**Exercise instructions**
Give every line from the entries that contains "color".
+++
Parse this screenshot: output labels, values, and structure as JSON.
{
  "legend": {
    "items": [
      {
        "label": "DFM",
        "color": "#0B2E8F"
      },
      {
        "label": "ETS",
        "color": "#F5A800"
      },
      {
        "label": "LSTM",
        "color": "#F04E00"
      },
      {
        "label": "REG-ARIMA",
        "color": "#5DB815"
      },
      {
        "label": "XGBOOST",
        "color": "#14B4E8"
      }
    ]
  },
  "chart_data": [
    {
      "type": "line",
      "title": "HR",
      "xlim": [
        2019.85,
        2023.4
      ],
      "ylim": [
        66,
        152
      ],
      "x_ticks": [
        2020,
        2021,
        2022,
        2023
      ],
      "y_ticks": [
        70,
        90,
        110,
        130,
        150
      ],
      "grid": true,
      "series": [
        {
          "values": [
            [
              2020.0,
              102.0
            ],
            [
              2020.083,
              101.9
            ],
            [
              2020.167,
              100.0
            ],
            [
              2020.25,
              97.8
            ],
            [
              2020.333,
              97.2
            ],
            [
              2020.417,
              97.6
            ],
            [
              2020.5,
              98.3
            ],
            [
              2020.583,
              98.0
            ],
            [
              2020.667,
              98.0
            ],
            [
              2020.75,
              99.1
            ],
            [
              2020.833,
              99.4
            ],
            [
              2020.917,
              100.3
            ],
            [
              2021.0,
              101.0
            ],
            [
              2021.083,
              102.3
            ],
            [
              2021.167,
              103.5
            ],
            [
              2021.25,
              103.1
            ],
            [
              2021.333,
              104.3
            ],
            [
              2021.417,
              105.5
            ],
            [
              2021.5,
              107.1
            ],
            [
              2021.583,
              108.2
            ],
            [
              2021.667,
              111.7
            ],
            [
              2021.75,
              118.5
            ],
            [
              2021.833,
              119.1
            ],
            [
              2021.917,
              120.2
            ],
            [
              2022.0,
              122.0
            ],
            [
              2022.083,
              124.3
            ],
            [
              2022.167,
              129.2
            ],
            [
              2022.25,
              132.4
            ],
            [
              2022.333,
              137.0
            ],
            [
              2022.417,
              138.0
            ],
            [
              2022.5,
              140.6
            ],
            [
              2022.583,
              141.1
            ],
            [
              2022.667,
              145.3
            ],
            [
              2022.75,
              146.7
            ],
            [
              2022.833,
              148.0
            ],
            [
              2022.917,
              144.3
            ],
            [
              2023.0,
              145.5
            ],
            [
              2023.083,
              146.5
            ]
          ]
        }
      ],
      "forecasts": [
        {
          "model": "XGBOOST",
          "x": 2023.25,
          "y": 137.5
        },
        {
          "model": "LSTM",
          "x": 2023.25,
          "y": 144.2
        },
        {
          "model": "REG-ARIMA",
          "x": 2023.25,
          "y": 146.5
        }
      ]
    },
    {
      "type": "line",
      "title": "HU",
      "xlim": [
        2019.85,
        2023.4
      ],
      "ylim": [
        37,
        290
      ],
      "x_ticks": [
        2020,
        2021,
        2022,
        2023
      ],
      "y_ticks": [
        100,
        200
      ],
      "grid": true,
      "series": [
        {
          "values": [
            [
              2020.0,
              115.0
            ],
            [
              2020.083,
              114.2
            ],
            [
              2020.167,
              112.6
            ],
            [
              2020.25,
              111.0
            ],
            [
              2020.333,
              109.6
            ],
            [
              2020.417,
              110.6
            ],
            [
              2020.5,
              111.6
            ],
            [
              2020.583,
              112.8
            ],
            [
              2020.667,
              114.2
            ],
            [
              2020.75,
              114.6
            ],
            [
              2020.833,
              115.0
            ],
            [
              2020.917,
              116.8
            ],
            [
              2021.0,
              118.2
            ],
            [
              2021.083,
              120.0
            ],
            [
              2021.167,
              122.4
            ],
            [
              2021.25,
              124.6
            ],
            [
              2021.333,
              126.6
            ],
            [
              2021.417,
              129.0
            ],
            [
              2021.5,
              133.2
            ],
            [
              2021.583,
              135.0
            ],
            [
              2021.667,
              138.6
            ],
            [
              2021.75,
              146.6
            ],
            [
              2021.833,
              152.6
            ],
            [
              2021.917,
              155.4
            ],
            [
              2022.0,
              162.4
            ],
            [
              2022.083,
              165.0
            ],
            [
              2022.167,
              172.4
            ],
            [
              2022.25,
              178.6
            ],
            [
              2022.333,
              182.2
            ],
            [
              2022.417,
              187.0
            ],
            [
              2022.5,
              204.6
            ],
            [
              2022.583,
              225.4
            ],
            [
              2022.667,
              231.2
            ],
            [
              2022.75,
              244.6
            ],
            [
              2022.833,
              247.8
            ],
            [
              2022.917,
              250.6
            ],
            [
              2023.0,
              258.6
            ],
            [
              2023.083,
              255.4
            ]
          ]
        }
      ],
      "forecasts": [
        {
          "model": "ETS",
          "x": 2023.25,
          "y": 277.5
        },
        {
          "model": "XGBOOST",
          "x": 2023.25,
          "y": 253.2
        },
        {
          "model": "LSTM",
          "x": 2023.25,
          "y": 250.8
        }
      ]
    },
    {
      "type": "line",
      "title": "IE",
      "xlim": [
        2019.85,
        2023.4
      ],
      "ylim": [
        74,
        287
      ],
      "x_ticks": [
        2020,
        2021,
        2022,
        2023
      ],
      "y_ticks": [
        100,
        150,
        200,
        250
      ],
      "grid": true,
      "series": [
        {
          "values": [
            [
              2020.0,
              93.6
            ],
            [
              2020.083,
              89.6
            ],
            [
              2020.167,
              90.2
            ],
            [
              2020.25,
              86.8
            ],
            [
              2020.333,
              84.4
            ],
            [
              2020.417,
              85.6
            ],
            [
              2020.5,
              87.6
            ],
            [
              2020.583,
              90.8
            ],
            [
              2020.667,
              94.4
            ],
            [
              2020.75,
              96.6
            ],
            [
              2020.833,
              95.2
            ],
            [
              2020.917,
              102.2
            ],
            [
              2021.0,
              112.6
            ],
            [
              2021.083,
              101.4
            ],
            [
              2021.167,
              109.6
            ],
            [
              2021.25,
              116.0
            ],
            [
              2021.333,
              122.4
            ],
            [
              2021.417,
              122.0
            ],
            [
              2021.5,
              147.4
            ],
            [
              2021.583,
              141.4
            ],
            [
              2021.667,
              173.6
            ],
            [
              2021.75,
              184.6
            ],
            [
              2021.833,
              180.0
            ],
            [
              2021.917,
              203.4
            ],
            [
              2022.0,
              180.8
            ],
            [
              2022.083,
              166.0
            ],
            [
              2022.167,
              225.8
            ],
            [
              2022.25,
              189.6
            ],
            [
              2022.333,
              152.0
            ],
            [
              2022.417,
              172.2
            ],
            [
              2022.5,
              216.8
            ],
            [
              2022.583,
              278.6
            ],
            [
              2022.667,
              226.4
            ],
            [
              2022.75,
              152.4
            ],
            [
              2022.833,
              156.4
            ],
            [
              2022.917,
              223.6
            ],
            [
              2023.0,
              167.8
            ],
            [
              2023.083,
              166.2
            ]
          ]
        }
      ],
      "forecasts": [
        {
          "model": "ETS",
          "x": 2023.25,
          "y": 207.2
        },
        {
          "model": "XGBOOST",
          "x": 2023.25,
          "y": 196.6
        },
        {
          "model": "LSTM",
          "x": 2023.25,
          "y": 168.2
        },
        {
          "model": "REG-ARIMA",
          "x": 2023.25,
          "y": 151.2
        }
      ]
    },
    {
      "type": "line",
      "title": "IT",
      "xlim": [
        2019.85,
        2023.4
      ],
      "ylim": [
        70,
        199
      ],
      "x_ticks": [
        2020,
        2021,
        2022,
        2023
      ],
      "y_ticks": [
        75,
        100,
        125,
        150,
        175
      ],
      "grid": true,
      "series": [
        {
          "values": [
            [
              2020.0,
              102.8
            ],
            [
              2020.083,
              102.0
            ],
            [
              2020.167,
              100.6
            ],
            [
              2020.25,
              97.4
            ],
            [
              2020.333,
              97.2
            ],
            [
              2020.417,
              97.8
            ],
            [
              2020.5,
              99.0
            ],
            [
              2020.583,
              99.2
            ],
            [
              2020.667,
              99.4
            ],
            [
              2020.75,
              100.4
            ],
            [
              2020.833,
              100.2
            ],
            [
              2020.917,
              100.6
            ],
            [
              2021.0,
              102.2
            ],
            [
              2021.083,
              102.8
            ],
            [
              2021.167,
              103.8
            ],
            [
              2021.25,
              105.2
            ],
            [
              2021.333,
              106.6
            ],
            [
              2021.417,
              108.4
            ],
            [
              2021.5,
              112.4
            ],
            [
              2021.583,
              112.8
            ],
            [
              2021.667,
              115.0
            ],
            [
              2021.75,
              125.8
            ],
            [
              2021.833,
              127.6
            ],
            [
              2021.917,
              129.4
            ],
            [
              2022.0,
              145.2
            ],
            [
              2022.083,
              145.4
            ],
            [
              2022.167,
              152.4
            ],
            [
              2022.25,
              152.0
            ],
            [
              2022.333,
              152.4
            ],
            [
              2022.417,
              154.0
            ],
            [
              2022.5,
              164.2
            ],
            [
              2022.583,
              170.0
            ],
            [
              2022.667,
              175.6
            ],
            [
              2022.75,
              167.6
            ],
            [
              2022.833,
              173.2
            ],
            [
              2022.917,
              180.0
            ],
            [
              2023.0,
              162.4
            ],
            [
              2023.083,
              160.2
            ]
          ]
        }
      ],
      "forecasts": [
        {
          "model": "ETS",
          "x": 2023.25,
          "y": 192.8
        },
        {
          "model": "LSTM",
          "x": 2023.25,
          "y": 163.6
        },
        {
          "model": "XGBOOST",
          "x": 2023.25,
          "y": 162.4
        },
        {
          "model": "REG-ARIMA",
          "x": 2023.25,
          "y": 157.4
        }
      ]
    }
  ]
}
+++
**Full response**
        "color": "#0B2E8F"
        "color": "#F5A800"
        "color": "#F04E00"
        "color": "#5DB815"
        "color": "#14B4E8"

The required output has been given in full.